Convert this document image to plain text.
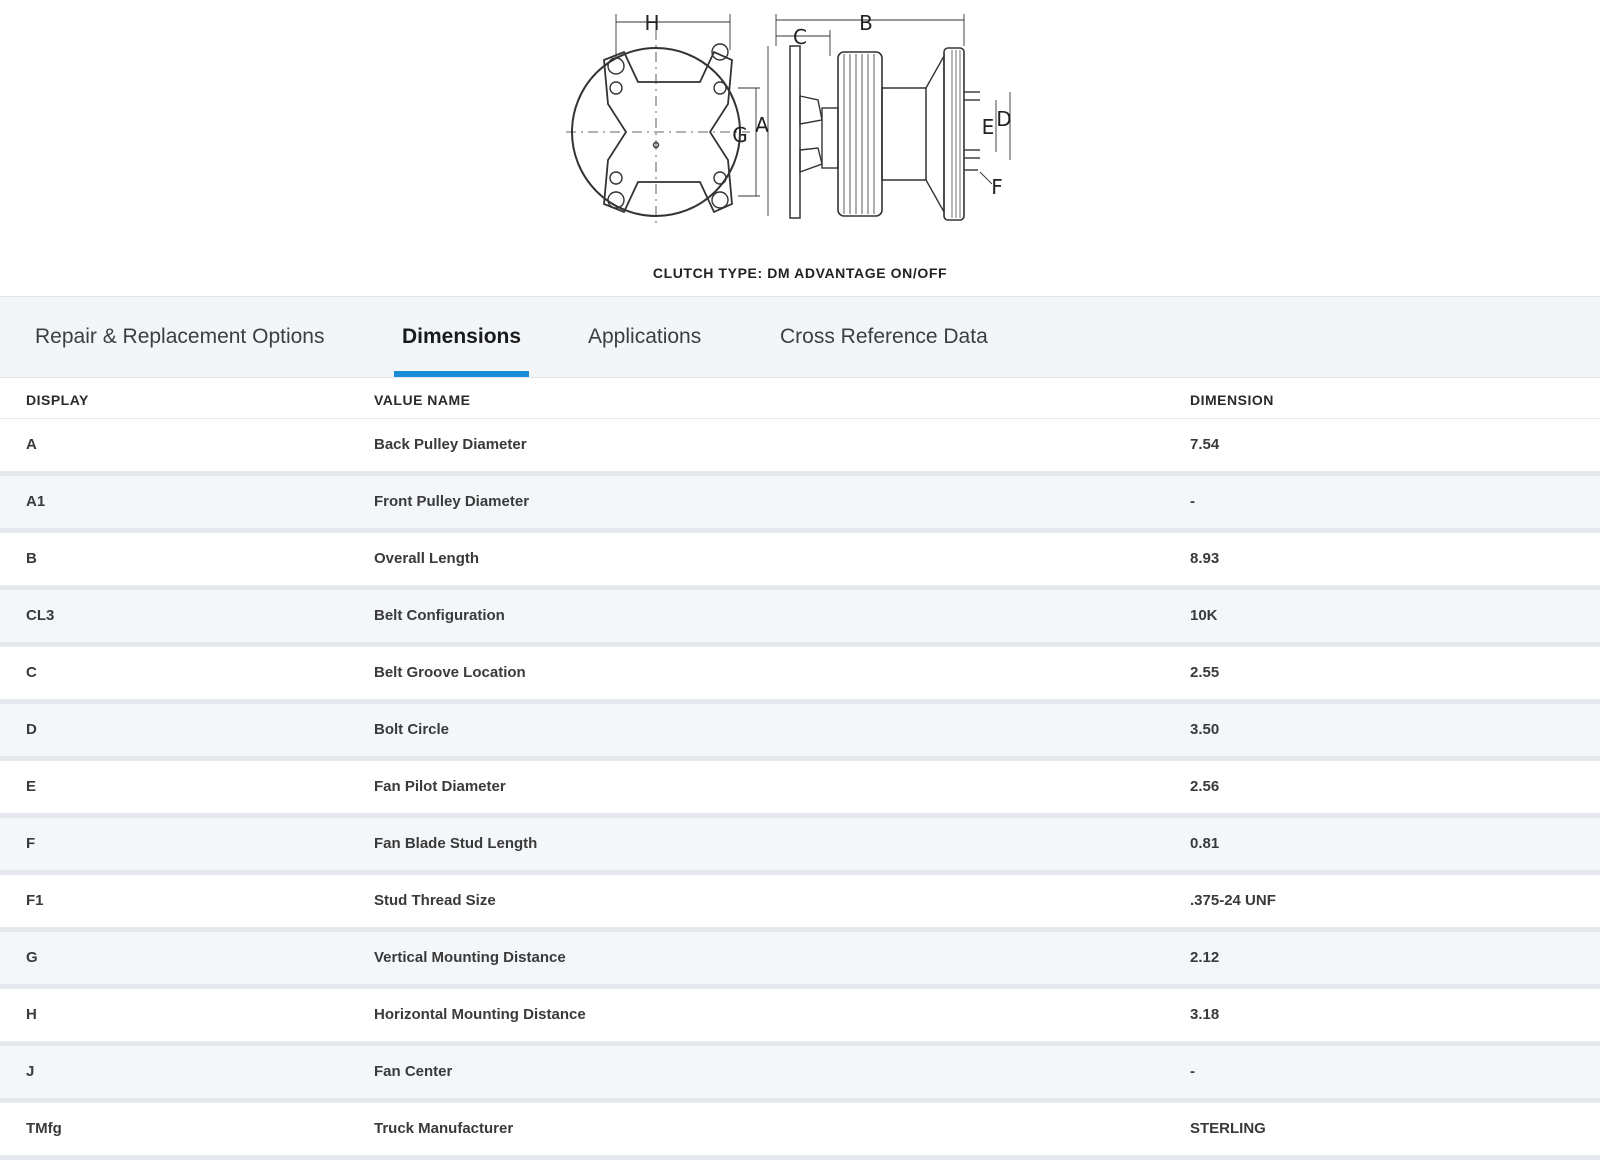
H	B
C
A
G	E D
F
CLUTCH TYPE: DM ADVANTAGE ON/OFF
Repair & Replacement Options	Dimensions	Applications	Cross Reference Data
DISPLAY	VALUE NAME	DIMENSION
A	Back Pulley Diameter	7.54
A1	Front Pulley Diameter	-
B	Overall Length	8.93
CL3	Belt Configuration	10K
C	Belt Groove Location	2.55
D	Bolt Circle	3.50
E	Fan Pilot Diameter	2.56
F	Fan Blade Stud Length	0.81
F1	Stud Thread Size	.375-24 UNF
G	Vertical Mounting Distance	2.12
H	Horizontal Mounting Distance	3.18
J	Fan Center	-
TMfg	Truck Manufacturer	STERLING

===

EXERCISE TASK :: Collect the lines of the data that carry the word "Pulley".

RESPONSE TO THE TASK ::
A	Back Pulley Diameter	7.54
A1	Front Pulley Diameter	-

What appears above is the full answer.